*** RECORDS SHOWN ***

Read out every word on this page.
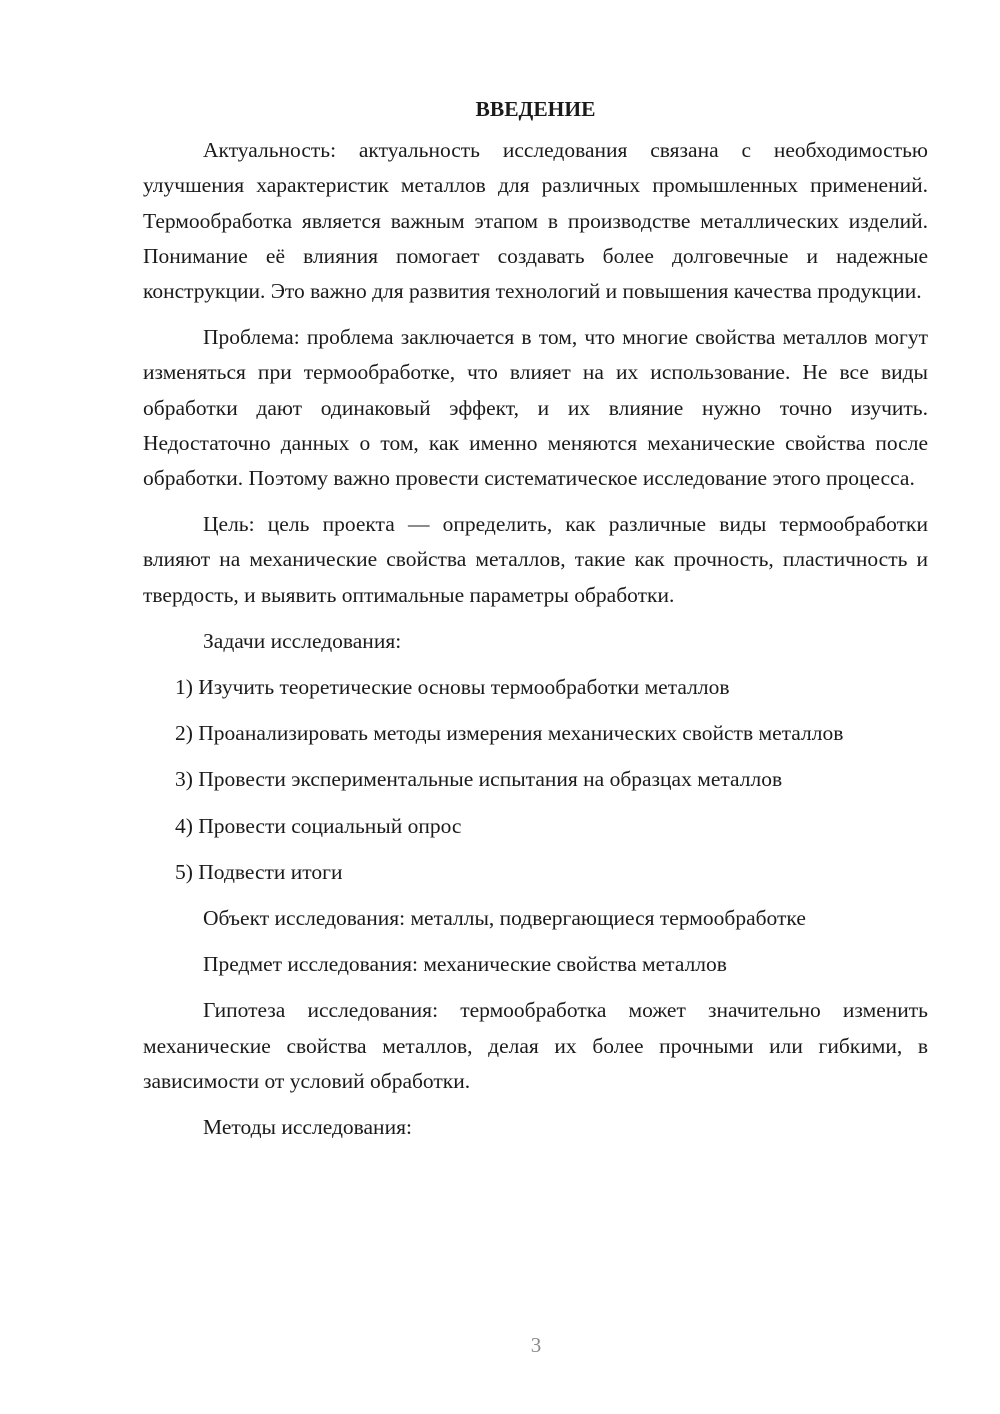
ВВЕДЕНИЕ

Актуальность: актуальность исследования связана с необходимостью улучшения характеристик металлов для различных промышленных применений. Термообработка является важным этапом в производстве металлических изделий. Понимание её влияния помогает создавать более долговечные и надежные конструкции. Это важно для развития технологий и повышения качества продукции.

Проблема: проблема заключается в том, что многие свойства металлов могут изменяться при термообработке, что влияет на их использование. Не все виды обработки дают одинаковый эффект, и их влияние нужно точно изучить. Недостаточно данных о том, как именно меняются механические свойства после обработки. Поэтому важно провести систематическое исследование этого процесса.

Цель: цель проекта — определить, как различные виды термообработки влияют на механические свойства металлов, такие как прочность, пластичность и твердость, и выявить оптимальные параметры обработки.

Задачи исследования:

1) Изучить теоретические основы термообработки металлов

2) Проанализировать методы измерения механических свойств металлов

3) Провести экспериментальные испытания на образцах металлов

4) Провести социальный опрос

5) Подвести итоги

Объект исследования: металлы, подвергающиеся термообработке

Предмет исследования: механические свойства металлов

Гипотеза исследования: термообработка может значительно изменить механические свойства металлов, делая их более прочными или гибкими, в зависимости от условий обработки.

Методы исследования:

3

***
*** RECORDS SHOWN ***

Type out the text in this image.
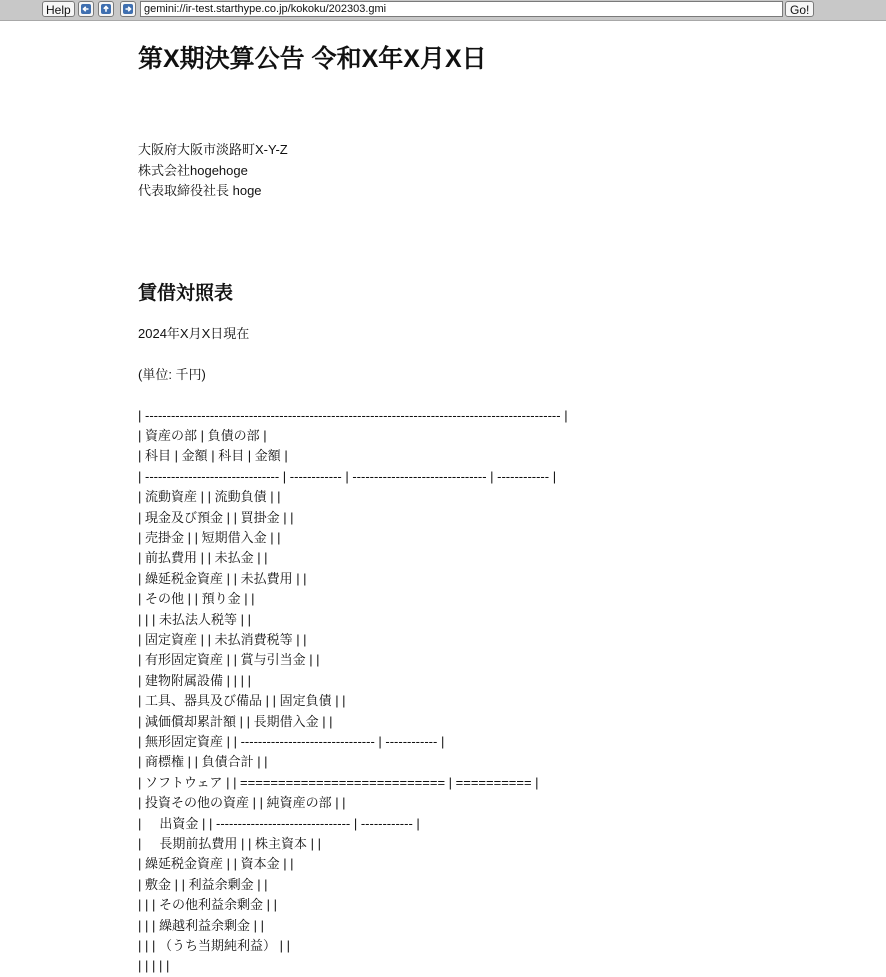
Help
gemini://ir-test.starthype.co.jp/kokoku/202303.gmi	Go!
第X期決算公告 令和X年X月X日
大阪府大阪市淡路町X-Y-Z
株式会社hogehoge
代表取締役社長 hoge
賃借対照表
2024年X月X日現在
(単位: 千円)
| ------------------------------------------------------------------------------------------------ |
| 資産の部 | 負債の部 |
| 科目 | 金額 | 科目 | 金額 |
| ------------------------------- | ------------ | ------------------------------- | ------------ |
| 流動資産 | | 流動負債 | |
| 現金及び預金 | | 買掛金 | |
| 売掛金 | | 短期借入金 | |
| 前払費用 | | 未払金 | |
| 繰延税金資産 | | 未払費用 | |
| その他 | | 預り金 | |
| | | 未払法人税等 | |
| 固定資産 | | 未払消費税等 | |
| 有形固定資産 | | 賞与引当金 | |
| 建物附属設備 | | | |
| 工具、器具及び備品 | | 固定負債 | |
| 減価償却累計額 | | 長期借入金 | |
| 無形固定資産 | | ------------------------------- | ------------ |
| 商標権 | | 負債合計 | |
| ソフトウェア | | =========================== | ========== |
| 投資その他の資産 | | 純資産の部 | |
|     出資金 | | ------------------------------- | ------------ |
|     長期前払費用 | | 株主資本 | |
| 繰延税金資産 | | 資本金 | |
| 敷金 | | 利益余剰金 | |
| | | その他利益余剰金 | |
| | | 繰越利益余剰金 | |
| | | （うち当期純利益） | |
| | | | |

***

- _PROBLEM TO WORK ON_
Tally how many lines of the records hold the word "более". Answer with the number only.

- _REPLY TO THE EXERCISE_
2